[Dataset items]
****************************************
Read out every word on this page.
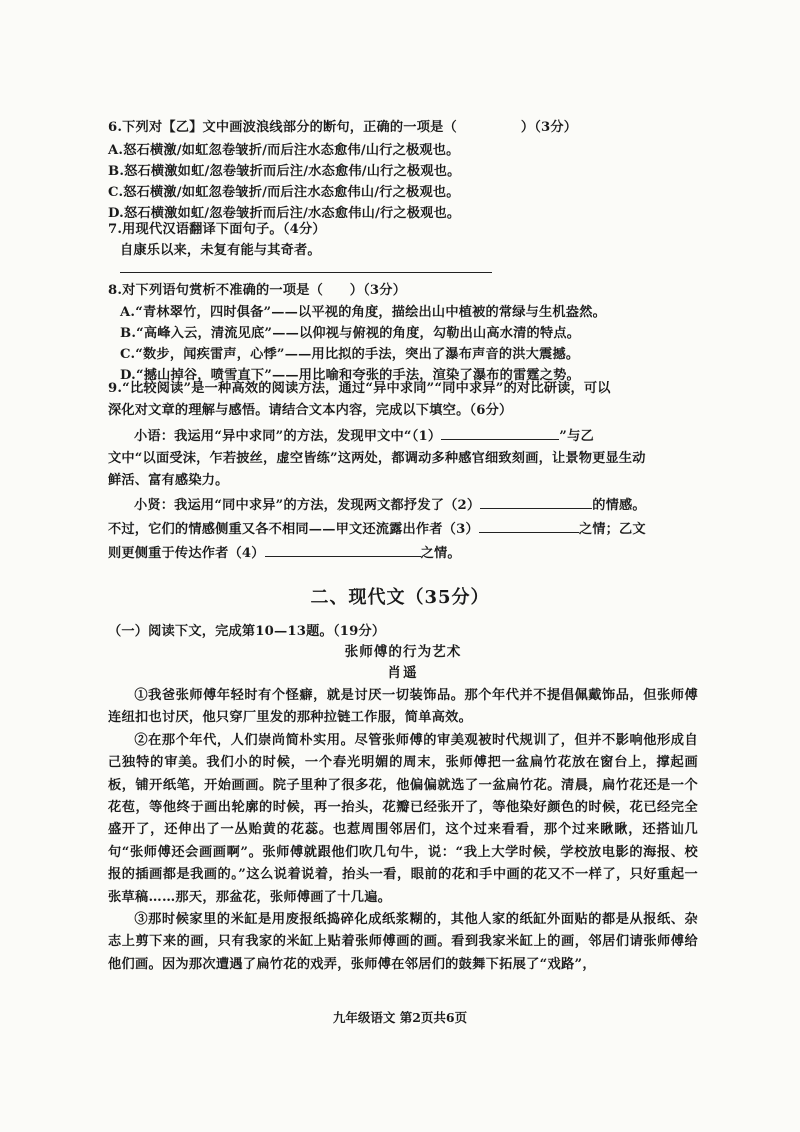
6.下列对【乙】文中画波浪线部分的断句，正确的一项是（	）（3分）
A.怒石横激/如虹忽卷皱折/而后注水态愈伟/山行之极观也。
B.怒石横激如虹/忽卷皱折而后注/水态愈伟/山行之极观也。
C.怒石横激/如虹忽卷皱折/而后注水态愈伟山/行之极观也。
D.怒石横激如虹/忽卷皱折而后注/水态愈伟山/行之极观也。
7.用现代汉语翻译下面句子。（4分）
自康乐以来，未复有能与其奇者。
8.对下列语句赏析不准确的一项是（　　）（3分）
A.“青林翠竹，四时俱备”——以平视的角度，描绘出山中植被的常绿与生机盎然。
B.“高峰入云，清流见底”——以仰视与俯视的角度，勾勒出山高水清的特点。
C.“数步，闻疾雷声，心悸”——用比拟的手法，突出了瀑布声音的洪大震撼。
D.“撼山掉谷，喷雪直下”——用比喻和夸张的手法，渲染了瀑布的雷霆之势。
9.“比较阅读”是一种高效的阅读方法，通过“异中求同”“同中求异”的对比研读，可以
深化对文章的理解与感悟。请结合文本内容，完成以下填空。（6分）
小语：我运用“异中求同”的方法，发现甲文中“（1）	”与乙
文中“以面受沫，乍若披丝，虚空皆练”这两处，都调动多种感官细致刻画，让景物更显生动
鲜活、富有感染力。
小贤：我运用“同中求异”的方法，发现两文都抒发了（2）	的情感。
不过，它们的情感侧重又各不相同——甲文还流露出作者（3）	之情；乙文
则更侧重于传达作者（4）	之情。
二、现代文（35分）
（一）阅读下文，完成第10—13题。（19分）
张师傅的行为艺术
肖遥
①我爸张师傅年轻时有个怪癖，就是讨厌一切装饰品。那个年代并不提倡佩戴饰品，但张师傅连纽扣也讨厌，他只穿厂里发的那种拉链工作服，简单高效。
②在那个年代，人们崇尚简朴实用。尽管张师傅的审美观被时代规训了，但并不影响他形成自己独特的审美。我们小的时候，一个春光明媚的周末，张师傅把一盆扁竹花放在窗台上，撑起画板，铺开纸笔，开始画画。院子里种了很多花，他偏偏就选了一盆扁竹花。清晨，扁竹花还是一个花苞，等他终于画出轮廓的时候，再一抬头，花瓣已经张开了，等他染好颜色的时候，花已经完全盛开了，还伸出了一丛贻黄的花蕊。也惹周围邻居们，这个过来看看，那个过来瞅瞅，还搭讪几句“张师傅还会画画啊”。张师傅就跟他们吹几句牛，说：“我上大学时候，学校放电影的海报、校报的插画都是我画的。”这么说着说着，抬头一看，眼前的花和手中画的花又不一样了，只好重起一张草稿……那天，那盆花，张师傅画了十几遍。
③那时候家里的米缸是用废报纸捣碎化成纸浆糊的，其他人家的纸缸外面贴的都是从报纸、杂志上剪下来的画，只有我家的米缸上贴着张师傅画的画。看到我家米缸上的画，邻居们请张师傅给他们画。因为那次遭遇了扁竹花的戏弄，张师傅在邻居们的鼓舞下拓展了“戏路”，
九年级语文 第2页共6页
****************************************
• **Task prompt**
Copy every line of the data exactly as written, excluding the pictures.

• **Result below**
Read out every word on this page.
6.下列对【乙】文中画波浪线部分的断句，正确的一项是（	）（3分）
A.怒石横激/如虹忽卷皱折/而后注水态愈伟/山行之极观也。
B.怒石横激如虹/忽卷皱折而后注/水态愈伟/山行之极观也。
C.怒石横激/如虹忽卷皱折/而后注水态愈伟山/行之极观也。
D.怒石横激如虹/忽卷皱折而后注/水态愈伟山/行之极观也。
7.用现代汉语翻译下面句子。（4分）
自康乐以来，未复有能与其奇者。
8.对下列语句赏析不准确的一项是（　　）（3分）
A.“青林翠竹，四时俱备”——以平视的角度，描绘出山中植被的常绿与生机盎然。
B.“高峰入云，清流见底”——以仰视与俯视的角度，勾勒出山高水清的特点。
C.“数步，闻疾雷声，心悸”——用比拟的手法，突出了瀑布声音的洪大震撼。
D.“撼山掉谷，喷雪直下”——用比喻和夸张的手法，渲染了瀑布的雷霆之势。
9.“比较阅读”是一种高效的阅读方法，通过“异中求同”“同中求异”的对比研读，可以
深化对文章的理解与感悟。请结合文本内容，完成以下填空。（6分）
小语：我运用“异中求同”的方法，发现甲文中“（1）	”与乙
文中“以面受沫，乍若披丝，虚空皆练”这两处，都调动多种感官细致刻画，让景物更显生动
鲜活、富有感染力。
小贤：我运用“同中求异”的方法，发现两文都抒发了（2）	的情感。
不过，它们的情感侧重又各不相同——甲文还流露出作者（3）	之情；乙文
则更侧重于传达作者（4）	之情。
二、现代文（35分）
（一）阅读下文，完成第10—13题。（19分）
张师傅的行为艺术
肖遥
①我爸张师傅年轻时有个怪癖，就是讨厌一切装饰品。那个年代并不提倡佩戴饰品，但张师傅连纽扣也讨厌，他只穿厂里发的那种拉链工作服，简单高效。
②在那个年代，人们崇尚简朴实用。尽管张师傅的审美观被时代规训了，但并不影响他形成自己独特的审美。我们小的时候，一个春光明媚的周末，张师傅把一盆扁竹花放在窗台上，撑起画板，铺开纸笔，开始画画。院子里种了很多花，他偏偏就选了一盆扁竹花。清晨，扁竹花还是一个花苞，等他终于画出轮廓的时候，再一抬头，花瓣已经张开了，等他染好颜色的时候，花已经完全盛开了，还伸出了一丛贻黄的花蕊。也惹周围邻居们，这个过来看看，那个过来瞅瞅，还搭讪几句“张师傅还会画画啊”。张师傅就跟他们吹几句牛，说：“我上大学时候，学校放电影的海报、校报的插画都是我画的。”这么说着说着，抬头一看，眼前的花和手中画的花又不一样了，只好重起一张草稿……那天，那盆花，张师傅画了十几遍。
③那时候家里的米缸是用废报纸捣碎化成纸浆糊的，其他人家的纸缸外面贴的都是从报纸、杂志上剪下来的画，只有我家的米缸上贴着张师傅画的画。看到我家米缸上的画，邻居们请张师傅给他们画。因为那次遭遇了扁竹花的戏弄，张师傅在邻居们的鼓舞下拓展了“戏路”，
九年级语文 第2页共6页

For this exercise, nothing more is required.